**BRIEF:** Find the word "Registry" in the listing; pull out each line holding it.

**DATA FOR THIS EXERCISE:**
start

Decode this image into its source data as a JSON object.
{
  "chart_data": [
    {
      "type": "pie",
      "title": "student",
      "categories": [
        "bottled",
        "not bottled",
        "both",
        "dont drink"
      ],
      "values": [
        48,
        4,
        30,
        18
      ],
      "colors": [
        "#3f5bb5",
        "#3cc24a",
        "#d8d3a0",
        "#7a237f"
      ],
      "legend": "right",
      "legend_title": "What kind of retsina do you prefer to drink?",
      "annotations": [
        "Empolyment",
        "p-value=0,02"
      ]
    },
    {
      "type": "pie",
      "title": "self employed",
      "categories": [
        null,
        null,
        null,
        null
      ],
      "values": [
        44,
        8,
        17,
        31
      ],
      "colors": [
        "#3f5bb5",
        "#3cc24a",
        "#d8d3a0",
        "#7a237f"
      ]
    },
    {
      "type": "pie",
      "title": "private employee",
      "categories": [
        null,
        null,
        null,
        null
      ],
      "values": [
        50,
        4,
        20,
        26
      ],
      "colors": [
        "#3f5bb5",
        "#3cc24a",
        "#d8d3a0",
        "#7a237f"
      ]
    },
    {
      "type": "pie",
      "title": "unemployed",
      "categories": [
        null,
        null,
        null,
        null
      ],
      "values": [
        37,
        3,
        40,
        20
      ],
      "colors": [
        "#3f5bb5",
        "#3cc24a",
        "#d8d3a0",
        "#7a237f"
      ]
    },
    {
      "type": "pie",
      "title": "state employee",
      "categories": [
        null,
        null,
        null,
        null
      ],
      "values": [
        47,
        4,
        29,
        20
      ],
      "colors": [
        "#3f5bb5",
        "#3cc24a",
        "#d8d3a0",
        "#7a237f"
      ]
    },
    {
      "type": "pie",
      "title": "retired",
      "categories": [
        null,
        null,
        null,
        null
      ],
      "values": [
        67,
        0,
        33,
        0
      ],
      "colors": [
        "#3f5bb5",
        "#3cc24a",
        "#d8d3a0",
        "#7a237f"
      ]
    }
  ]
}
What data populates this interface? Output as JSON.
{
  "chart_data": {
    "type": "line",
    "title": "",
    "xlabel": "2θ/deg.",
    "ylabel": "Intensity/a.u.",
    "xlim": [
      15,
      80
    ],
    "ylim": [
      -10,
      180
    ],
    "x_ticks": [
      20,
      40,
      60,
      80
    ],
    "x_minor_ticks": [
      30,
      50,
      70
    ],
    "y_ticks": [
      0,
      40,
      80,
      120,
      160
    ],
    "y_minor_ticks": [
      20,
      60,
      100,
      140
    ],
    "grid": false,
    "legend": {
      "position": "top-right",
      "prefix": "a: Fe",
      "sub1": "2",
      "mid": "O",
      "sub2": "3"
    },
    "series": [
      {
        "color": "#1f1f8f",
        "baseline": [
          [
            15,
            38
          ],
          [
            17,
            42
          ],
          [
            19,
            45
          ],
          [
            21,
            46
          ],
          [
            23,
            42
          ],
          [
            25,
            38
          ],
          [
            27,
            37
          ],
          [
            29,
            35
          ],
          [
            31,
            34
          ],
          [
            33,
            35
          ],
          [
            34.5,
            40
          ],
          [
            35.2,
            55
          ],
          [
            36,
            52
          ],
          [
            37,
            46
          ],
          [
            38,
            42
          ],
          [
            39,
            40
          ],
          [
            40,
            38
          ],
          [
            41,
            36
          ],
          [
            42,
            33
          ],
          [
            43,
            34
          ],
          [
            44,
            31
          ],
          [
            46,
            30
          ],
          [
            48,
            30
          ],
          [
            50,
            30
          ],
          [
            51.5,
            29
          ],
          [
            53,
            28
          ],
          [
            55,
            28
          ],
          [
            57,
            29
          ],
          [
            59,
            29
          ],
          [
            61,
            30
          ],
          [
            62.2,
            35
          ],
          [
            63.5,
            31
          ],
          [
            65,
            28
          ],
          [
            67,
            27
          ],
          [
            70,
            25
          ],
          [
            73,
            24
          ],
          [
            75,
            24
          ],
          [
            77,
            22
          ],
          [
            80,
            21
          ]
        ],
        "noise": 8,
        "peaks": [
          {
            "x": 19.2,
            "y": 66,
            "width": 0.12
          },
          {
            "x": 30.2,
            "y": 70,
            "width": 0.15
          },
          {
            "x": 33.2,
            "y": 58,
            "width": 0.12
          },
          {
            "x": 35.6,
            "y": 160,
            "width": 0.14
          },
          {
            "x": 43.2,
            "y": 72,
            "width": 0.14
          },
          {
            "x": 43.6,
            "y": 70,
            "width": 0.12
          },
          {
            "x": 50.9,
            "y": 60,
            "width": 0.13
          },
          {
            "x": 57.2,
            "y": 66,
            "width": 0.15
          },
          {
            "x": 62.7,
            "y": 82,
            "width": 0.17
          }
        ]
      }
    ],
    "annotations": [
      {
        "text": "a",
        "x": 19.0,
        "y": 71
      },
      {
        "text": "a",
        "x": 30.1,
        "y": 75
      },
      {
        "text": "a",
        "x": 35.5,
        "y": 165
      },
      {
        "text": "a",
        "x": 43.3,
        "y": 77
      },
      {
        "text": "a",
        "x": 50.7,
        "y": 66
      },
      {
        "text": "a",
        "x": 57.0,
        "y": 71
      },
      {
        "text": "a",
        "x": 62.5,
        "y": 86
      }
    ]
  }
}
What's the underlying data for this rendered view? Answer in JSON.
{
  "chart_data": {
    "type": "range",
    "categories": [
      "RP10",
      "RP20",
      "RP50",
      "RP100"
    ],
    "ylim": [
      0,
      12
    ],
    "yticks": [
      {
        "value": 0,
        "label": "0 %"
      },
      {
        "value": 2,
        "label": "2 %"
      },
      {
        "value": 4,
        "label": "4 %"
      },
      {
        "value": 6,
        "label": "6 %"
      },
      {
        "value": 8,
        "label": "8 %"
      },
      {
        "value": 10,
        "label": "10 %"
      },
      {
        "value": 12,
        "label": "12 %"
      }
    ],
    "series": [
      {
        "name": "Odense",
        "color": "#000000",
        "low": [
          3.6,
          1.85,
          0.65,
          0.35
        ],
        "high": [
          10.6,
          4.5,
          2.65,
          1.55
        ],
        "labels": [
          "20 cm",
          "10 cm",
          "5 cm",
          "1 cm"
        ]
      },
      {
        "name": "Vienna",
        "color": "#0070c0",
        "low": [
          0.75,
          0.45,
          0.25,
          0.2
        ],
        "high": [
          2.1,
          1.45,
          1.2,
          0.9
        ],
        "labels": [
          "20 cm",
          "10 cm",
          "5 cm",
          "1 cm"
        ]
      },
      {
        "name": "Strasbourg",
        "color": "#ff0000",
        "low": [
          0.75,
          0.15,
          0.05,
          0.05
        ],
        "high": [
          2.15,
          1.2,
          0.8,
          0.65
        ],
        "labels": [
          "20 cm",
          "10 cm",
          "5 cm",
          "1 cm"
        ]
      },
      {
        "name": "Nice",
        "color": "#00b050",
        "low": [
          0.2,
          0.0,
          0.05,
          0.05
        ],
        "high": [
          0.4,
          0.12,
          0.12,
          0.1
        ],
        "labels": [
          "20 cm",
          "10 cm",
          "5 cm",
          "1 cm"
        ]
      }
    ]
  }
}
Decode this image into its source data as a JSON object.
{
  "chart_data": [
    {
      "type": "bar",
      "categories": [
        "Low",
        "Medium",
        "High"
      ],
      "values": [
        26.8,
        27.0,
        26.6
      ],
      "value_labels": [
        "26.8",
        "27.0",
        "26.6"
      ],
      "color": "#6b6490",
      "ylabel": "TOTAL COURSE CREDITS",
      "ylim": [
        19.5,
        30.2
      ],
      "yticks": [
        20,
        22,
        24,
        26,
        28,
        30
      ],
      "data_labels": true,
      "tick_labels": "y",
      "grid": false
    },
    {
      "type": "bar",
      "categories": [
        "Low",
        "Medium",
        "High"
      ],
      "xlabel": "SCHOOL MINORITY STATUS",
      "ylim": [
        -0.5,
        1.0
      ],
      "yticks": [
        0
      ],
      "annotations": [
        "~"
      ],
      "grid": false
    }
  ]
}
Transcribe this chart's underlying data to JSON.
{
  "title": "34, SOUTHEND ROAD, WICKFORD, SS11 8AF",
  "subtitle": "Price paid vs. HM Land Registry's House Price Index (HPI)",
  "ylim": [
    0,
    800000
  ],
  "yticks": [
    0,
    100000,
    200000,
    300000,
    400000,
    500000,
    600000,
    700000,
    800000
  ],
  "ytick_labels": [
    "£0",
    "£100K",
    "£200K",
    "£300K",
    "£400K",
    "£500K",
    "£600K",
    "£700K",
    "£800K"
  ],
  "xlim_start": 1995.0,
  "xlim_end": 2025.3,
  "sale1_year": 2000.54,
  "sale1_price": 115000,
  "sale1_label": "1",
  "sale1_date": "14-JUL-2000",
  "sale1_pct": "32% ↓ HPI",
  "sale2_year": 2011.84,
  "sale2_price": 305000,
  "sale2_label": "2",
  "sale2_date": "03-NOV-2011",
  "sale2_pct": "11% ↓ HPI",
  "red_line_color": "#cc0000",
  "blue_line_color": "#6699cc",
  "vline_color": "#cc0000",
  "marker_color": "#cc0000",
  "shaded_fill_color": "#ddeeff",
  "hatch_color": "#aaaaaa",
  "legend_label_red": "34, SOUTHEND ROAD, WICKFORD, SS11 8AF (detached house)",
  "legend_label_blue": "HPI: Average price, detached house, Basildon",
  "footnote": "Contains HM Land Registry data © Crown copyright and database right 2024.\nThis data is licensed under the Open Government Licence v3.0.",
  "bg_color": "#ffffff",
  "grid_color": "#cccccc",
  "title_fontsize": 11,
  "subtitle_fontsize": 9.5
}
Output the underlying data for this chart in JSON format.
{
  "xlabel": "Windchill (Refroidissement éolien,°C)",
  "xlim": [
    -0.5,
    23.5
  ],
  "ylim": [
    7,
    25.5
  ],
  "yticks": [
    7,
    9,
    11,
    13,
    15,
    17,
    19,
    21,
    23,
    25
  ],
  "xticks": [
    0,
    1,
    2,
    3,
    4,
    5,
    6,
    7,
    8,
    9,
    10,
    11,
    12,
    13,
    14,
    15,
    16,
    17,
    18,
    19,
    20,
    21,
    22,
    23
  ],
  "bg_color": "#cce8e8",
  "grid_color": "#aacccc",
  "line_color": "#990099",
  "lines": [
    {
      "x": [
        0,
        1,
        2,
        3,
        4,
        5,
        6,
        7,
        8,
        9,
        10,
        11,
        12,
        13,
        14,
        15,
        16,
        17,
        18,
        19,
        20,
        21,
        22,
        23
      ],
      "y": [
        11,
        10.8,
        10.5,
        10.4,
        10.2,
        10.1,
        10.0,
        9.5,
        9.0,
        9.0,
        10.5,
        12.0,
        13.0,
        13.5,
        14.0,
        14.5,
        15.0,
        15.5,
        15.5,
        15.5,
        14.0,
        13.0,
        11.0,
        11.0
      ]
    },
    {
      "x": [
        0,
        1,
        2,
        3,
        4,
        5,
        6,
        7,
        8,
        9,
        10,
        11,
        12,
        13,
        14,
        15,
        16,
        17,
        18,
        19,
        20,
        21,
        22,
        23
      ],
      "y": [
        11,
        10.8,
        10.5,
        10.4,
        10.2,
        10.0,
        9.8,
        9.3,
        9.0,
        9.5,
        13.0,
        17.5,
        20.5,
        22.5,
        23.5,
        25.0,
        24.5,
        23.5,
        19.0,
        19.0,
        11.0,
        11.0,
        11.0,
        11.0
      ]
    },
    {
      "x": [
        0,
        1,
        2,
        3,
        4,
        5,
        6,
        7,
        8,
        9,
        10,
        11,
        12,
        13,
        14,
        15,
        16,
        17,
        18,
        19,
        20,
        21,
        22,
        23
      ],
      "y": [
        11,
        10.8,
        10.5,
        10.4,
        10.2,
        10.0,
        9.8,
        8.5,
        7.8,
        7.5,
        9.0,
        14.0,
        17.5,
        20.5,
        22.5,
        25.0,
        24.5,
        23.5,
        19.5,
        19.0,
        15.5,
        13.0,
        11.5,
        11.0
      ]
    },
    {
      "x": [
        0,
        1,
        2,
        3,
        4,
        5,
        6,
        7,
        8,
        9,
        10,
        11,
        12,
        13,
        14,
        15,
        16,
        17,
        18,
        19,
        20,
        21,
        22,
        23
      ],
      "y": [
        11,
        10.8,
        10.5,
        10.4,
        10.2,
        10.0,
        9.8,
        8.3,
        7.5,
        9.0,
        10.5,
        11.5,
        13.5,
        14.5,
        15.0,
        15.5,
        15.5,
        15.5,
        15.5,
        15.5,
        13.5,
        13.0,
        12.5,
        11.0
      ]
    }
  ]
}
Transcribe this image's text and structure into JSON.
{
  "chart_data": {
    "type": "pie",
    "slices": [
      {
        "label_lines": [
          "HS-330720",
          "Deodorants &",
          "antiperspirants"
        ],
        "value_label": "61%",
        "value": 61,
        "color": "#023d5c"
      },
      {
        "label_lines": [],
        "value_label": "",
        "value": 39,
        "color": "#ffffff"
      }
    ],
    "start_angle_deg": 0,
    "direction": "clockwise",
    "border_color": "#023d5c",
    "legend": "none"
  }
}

end

**IN RESPONSE:**
  "subtitle": "Price paid vs. HM Land Registry's House Price Index (HPI)",
  "footnote": "Contains HM Land Registry data © Crown copyright and database right 2024.\nThis data is licensed under the Open Government Licence v3.0.",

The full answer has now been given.